_INSTRUCTIONS TO FOLLOW_: Write out, precisely and in full, each line of the material.

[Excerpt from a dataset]
--------------------------------
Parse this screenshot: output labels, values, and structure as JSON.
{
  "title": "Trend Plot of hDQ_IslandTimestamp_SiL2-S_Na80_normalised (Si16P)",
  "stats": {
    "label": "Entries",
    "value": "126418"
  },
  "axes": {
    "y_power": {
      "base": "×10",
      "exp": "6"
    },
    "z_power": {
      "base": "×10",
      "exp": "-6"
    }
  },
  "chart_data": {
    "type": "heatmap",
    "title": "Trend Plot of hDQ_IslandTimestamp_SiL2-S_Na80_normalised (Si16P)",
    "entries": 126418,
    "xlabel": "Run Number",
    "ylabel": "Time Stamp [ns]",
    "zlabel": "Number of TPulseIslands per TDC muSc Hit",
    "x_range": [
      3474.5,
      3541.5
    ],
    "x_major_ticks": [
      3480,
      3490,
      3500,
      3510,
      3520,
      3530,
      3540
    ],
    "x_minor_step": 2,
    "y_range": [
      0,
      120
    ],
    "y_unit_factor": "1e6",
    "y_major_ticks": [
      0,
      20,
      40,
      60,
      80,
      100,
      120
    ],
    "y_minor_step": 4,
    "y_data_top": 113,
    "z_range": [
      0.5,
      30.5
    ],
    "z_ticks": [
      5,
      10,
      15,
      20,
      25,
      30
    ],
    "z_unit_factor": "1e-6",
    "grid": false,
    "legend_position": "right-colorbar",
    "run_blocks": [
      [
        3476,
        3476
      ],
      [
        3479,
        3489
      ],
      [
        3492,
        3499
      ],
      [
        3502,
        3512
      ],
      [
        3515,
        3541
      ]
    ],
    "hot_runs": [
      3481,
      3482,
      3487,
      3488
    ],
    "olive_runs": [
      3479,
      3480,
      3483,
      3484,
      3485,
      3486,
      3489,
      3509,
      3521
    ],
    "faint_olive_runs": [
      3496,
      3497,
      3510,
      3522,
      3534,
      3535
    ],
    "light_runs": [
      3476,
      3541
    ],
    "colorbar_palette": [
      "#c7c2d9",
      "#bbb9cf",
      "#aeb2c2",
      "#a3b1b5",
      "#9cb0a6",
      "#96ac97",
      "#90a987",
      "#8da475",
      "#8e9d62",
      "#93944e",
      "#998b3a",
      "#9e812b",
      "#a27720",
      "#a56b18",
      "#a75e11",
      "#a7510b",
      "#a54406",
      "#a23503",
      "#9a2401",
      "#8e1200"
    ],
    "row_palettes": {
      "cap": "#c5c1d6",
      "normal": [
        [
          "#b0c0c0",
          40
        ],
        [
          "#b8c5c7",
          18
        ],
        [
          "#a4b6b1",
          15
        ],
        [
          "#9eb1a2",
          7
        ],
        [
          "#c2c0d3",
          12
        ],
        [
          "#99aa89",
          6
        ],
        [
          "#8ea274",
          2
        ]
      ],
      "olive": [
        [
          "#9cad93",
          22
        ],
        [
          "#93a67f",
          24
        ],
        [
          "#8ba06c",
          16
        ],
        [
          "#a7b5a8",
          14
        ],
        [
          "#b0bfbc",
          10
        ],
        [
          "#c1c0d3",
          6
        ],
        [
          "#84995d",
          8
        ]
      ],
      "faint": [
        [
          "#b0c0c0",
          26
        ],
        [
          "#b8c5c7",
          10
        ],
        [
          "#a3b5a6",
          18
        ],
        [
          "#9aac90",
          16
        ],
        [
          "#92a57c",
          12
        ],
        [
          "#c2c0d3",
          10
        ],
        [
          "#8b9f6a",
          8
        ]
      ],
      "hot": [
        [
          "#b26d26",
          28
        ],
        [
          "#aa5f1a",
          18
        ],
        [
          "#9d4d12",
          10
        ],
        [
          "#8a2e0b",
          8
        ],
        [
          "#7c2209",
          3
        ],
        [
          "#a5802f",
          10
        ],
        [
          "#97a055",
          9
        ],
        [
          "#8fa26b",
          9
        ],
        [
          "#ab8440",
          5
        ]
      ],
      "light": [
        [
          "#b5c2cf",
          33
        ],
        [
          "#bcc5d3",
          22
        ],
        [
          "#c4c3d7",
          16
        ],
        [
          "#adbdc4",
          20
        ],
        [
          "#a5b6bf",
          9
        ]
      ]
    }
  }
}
--------------------------------
_OUTPUT BELOW_:
Parse this screenshot: output labels, values, and structure as JSON.
{
  "title": "Trend Plot of hDQ_IslandTimestamp_SiL2-S_Na80_normalised (Si16P)",
  "stats": {
    "label": "Entries",
    "value": "126418"
  },
  "axes": {
    "y_power": {
      "base": "×10",
      "exp": "6"
    },
    "z_power": {
      "base": "×10",
      "exp": "-6"
    }
  },
  "chart_data": {
    "type": "heatmap",
    "title": "Trend Plot of hDQ_IslandTimestamp_SiL2-S_Na80_normalised (Si16P)",
    "entries": 126418,
    "xlabel": "Run Number",
    "ylabel": "Time Stamp [ns]",
    "zlabel": "Number of TPulseIslands per TDC muSc Hit",
    "x_range": [
      3474.5,
      3541.5
    ],
    "x_major_ticks": [
      3480,
      3490,
      3500,
      3510,
      3520,
      3530,
      3540
    ],
    "x_minor_step": 2,
    "y_range": [
      0,
      120
    ],
    "y_unit_factor": "1e6",
    "y_major_ticks": [
      0,
      20,
      40,
      60,
      80,
      100,
      120
    ],
    "y_minor_step": 4,
    "y_data_top": 113,
    "z_range": [
      0.5,
      30.5
    ],
    "z_ticks": [
      5,
      10,
      15,
      20,
      25,
      30
    ],
    "z_unit_factor": "1e-6",
    "grid": false,
    "legend_position": "right-colorbar",
    "run_blocks": [
      [
        3476,
        3476
      ],
      [
        3479,
        3489
      ],
      [
        3492,
        3499
      ],
      [
        3502,
        3512
      ],
      [
        3515,
        3541
      ]
    ],
    "hot_runs": [
      3481,
      3482,
      3487,
      3488
    ],
    "olive_runs": [
      3479,
      3480,
      3483,
      3484,
      3485,
      3486,
      3489,
      3509,
      3521
    ],
    "faint_olive_runs": [
      3496,
      3497,
      3510,
      3522,
      3534,
      3535
    ],
    "light_runs": [
      3476,
      3541
    ],
    "colorbar_palette": [
      "#c7c2d9",
      "#bbb9cf",
      "#aeb2c2",
      "#a3b1b5",
      "#9cb0a6",
      "#96ac97",
      "#90a987",
      "#8da475",
      "#8e9d62",
      "#93944e",
      "#998b3a",
      "#9e812b",
      "#a27720",
      "#a56b18",
      "#a75e11",
      "#a7510b",
      "#a54406",
      "#a23503",
      "#9a2401",
      "#8e1200"
    ],
    "row_palettes": {
      "cap": "#c5c1d6",
      "normal": [
        [
          "#b0c0c0",
          40
        ],
        [
          "#b8c5c7",
          18
        ],
        [
          "#a4b6b1",
          15
        ],
        [
          "#9eb1a2",
          7
        ],
        [
          "#c2c0d3",
          12
        ],
        [
          "#99aa89",
          6
        ],
        [
          "#8ea274",
          2
        ]
      ],
      "olive": [
        [
          "#9cad93",
          22
        ],
        [
          "#93a67f",
          24
        ],
        [
          "#8ba06c",
          16
        ],
        [
          "#a7b5a8",
          14
        ],
        [
          "#b0bfbc",
          10
        ],
        [
          "#c1c0d3",
          6
        ],
        [
          "#84995d",
          8
        ]
      ],
      "faint": [
        [
          "#b0c0c0",
          26
        ],
        [
          "#b8c5c7",
          10
        ],
        [
          "#a3b5a6",
          18
        ],
        [
          "#9aac90",
          16
        ],
        [
          "#92a57c",
          12
        ],
        [
          "#c2c0d3",
          10
        ],
        [
          "#8b9f6a",
          8
        ]
      ],
      "hot": [
        [
          "#b26d26",
          28
        ],
        [
          "#aa5f1a",
          18
        ],
        [
          "#9d4d12",
          10
        ],
        [
          "#8a2e0b",
          8
        ],
        [
          "#7c2209",
          3
        ],
        [
          "#a5802f",
          10
        ],
        [
          "#97a055",
          9
        ],
        [
          "#8fa26b",
          9
        ],
        [
          "#ab8440",
          5
        ]
      ],
      "light": [
        [
          "#b5c2cf",
          33
        ],
        [
          "#bcc5d3",
          22
        ],
        [
          "#c4c3d7",
          16
        ],
        [
          "#adbdc4",
          20
        ],
        [
          "#a5b6bf",
          9
        ]
      ]
    }
  }
}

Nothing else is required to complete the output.